Task instructions:
Find every line in the records below that holds the word "quality", and copy each one.

►

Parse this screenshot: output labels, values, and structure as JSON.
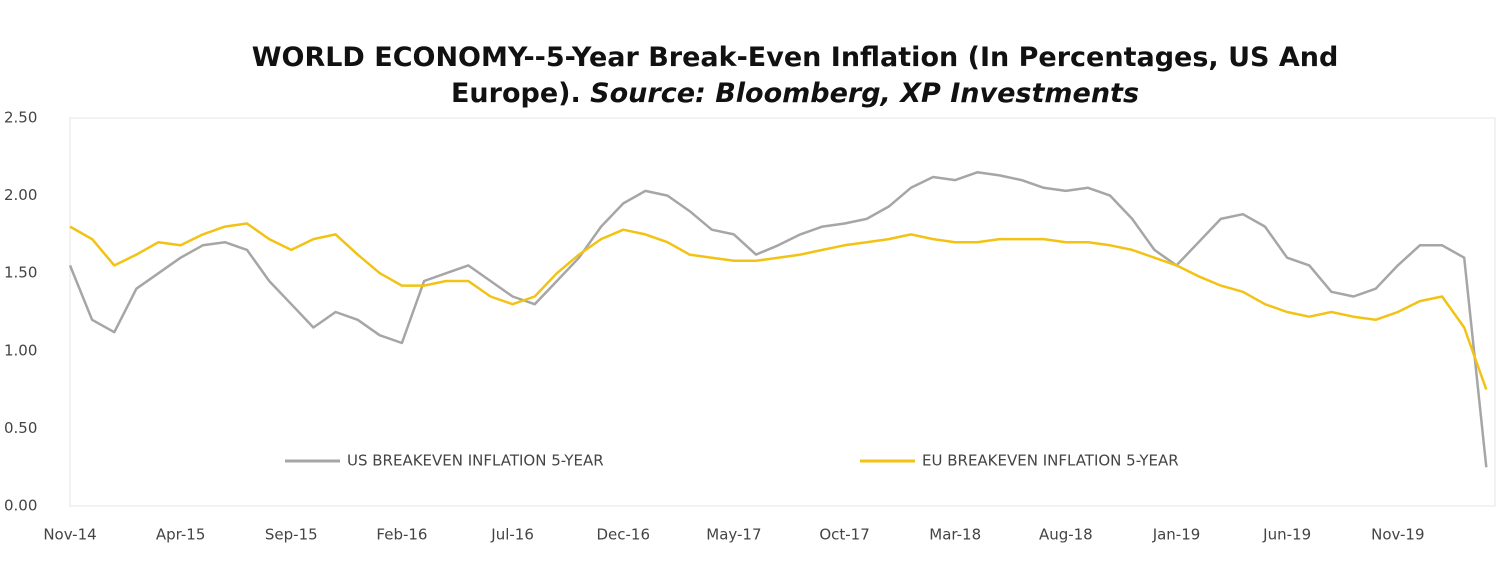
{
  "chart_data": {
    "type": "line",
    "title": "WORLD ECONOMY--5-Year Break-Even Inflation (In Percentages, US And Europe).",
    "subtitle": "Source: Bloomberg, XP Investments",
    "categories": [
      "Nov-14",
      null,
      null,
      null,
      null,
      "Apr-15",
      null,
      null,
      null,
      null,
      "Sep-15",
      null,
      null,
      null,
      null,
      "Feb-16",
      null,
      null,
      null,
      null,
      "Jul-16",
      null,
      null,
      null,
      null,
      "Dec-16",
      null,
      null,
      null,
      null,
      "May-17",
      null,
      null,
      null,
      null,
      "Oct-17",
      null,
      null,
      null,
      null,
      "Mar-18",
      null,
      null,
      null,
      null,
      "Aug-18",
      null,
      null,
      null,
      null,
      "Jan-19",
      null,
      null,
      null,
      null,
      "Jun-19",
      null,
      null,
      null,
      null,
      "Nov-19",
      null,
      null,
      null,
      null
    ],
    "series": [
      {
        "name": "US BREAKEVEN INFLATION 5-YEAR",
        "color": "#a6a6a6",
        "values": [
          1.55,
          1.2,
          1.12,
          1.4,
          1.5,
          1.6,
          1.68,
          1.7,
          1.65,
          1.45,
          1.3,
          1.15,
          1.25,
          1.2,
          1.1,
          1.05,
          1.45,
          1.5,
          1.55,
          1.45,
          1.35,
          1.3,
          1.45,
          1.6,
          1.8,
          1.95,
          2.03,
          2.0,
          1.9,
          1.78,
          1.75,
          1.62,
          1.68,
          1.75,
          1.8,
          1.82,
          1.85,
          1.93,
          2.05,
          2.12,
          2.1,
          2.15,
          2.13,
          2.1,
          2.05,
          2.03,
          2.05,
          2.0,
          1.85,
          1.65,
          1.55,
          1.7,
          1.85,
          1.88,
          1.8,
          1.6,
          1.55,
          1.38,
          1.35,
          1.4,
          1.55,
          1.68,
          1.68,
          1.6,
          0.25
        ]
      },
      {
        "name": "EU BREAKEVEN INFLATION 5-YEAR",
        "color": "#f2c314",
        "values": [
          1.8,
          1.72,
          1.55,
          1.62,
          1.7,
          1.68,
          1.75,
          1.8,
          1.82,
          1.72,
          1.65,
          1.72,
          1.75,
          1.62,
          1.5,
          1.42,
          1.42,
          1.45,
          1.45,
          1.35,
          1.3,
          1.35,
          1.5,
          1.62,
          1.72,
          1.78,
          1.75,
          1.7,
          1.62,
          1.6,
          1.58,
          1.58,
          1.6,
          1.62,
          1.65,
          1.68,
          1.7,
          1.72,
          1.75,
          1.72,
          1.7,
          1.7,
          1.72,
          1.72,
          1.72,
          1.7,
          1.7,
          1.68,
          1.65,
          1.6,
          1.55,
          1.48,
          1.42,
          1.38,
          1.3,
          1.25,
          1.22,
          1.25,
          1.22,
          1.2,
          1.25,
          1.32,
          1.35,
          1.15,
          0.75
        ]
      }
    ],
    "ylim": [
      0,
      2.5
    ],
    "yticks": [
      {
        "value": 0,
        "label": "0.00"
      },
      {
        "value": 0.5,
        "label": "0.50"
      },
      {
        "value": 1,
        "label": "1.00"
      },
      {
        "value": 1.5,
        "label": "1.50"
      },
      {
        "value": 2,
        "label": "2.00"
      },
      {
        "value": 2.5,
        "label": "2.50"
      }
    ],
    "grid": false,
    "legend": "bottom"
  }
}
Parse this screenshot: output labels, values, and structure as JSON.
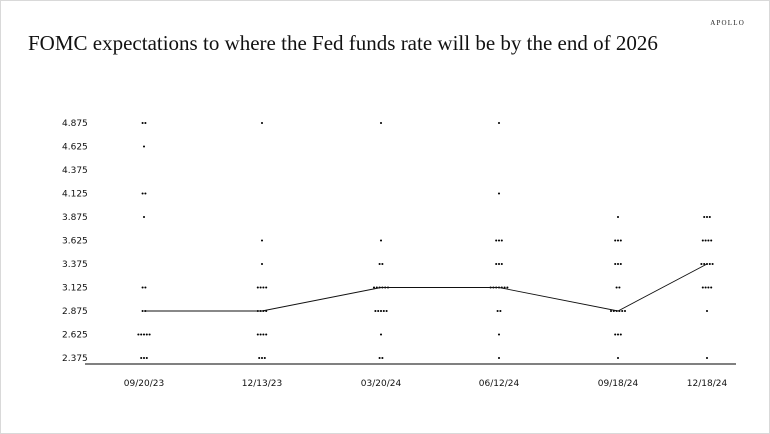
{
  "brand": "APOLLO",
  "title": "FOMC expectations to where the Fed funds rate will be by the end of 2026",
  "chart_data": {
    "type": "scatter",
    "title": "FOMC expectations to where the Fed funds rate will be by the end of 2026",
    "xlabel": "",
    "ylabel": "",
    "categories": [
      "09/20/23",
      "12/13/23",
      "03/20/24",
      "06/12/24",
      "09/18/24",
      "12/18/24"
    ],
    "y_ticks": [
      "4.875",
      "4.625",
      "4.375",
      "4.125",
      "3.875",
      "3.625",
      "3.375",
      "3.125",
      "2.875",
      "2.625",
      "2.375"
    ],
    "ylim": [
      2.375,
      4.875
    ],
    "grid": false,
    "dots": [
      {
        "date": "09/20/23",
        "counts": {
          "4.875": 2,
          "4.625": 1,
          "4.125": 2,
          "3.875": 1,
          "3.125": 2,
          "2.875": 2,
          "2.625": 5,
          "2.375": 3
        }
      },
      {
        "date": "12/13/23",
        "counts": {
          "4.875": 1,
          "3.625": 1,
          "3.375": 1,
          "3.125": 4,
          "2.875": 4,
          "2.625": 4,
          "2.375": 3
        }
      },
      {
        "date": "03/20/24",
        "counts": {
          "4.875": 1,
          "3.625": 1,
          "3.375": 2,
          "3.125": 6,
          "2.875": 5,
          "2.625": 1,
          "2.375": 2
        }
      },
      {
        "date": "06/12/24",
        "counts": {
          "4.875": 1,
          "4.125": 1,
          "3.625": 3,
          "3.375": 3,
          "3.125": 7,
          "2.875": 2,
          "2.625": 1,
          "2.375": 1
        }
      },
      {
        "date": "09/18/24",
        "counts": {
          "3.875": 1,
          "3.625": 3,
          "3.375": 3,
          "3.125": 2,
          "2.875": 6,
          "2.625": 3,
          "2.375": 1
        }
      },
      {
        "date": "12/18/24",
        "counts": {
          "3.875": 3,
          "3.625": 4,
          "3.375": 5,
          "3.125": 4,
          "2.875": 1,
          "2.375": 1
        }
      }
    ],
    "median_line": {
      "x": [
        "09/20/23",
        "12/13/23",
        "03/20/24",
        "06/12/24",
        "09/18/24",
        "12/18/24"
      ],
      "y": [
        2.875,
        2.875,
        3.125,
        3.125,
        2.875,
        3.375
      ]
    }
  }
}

◄
►

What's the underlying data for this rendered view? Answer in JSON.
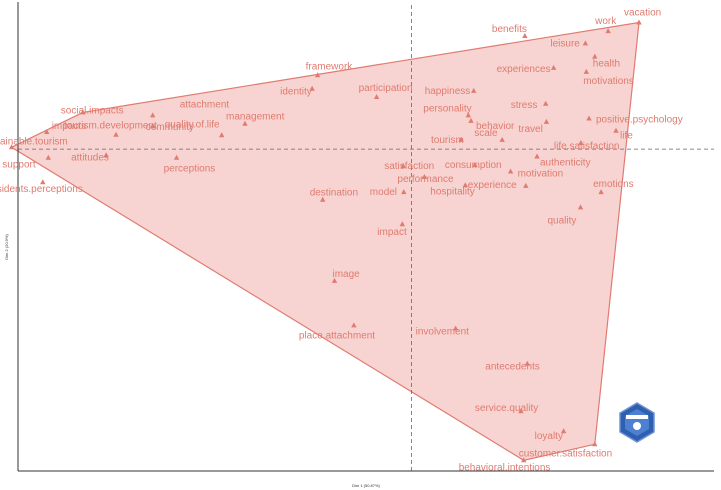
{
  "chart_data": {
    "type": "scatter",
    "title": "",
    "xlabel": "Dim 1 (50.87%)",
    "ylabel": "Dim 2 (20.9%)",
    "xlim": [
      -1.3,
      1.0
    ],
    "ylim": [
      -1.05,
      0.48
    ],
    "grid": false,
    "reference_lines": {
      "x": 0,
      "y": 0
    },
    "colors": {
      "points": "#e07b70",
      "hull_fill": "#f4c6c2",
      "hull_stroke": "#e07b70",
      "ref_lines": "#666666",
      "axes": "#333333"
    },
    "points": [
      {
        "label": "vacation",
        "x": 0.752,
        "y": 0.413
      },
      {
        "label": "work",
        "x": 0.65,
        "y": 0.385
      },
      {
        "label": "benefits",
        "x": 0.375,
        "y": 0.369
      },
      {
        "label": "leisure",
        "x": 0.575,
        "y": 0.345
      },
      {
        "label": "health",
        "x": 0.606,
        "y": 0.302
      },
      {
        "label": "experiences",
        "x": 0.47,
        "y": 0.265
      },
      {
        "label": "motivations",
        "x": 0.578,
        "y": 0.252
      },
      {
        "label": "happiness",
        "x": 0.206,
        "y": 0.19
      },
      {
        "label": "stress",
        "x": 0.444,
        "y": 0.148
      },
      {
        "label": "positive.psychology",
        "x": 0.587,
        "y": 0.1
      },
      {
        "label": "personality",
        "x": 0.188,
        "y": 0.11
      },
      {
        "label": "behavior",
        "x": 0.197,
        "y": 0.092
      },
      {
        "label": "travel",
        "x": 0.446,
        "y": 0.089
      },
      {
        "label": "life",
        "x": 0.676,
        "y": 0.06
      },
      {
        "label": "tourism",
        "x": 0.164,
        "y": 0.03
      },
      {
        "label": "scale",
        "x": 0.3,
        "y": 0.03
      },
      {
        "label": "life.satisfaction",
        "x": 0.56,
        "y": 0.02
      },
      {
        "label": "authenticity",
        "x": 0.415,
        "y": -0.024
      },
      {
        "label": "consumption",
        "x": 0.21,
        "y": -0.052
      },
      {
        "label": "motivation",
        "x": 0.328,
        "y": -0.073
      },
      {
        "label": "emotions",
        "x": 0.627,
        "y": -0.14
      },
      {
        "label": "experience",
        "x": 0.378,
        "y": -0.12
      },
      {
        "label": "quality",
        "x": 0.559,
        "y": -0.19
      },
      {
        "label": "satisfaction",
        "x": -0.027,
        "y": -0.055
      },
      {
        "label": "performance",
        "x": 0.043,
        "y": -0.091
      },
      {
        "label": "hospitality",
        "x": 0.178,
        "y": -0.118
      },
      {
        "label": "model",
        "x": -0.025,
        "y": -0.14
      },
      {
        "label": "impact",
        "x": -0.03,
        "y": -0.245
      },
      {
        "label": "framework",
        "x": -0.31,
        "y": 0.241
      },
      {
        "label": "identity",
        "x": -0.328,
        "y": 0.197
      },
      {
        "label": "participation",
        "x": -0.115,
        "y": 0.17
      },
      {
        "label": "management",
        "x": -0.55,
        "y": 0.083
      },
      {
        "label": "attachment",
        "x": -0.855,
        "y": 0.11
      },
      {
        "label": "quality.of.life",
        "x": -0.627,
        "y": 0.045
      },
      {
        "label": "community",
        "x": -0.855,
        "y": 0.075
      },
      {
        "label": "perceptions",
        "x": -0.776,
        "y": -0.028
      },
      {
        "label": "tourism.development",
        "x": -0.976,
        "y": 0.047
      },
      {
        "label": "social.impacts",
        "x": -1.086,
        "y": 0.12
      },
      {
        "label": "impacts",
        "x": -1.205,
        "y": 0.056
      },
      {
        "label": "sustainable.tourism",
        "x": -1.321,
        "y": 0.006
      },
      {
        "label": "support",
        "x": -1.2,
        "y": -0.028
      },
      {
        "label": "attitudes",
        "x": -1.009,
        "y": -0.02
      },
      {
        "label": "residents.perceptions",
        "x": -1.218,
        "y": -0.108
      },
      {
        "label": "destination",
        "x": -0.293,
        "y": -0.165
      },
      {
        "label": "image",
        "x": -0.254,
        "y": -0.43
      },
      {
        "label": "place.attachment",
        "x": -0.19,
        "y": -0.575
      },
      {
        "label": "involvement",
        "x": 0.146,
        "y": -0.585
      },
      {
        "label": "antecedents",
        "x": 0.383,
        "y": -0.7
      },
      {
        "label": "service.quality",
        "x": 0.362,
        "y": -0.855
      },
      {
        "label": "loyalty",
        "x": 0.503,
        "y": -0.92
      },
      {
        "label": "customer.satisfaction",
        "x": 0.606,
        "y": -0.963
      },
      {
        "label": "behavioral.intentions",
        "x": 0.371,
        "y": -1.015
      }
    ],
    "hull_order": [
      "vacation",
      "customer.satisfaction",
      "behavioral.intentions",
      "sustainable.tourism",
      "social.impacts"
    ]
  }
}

◄

Result below:
        "label": "quality",
        "label": "quality.of.life",
        "label": "service.quality",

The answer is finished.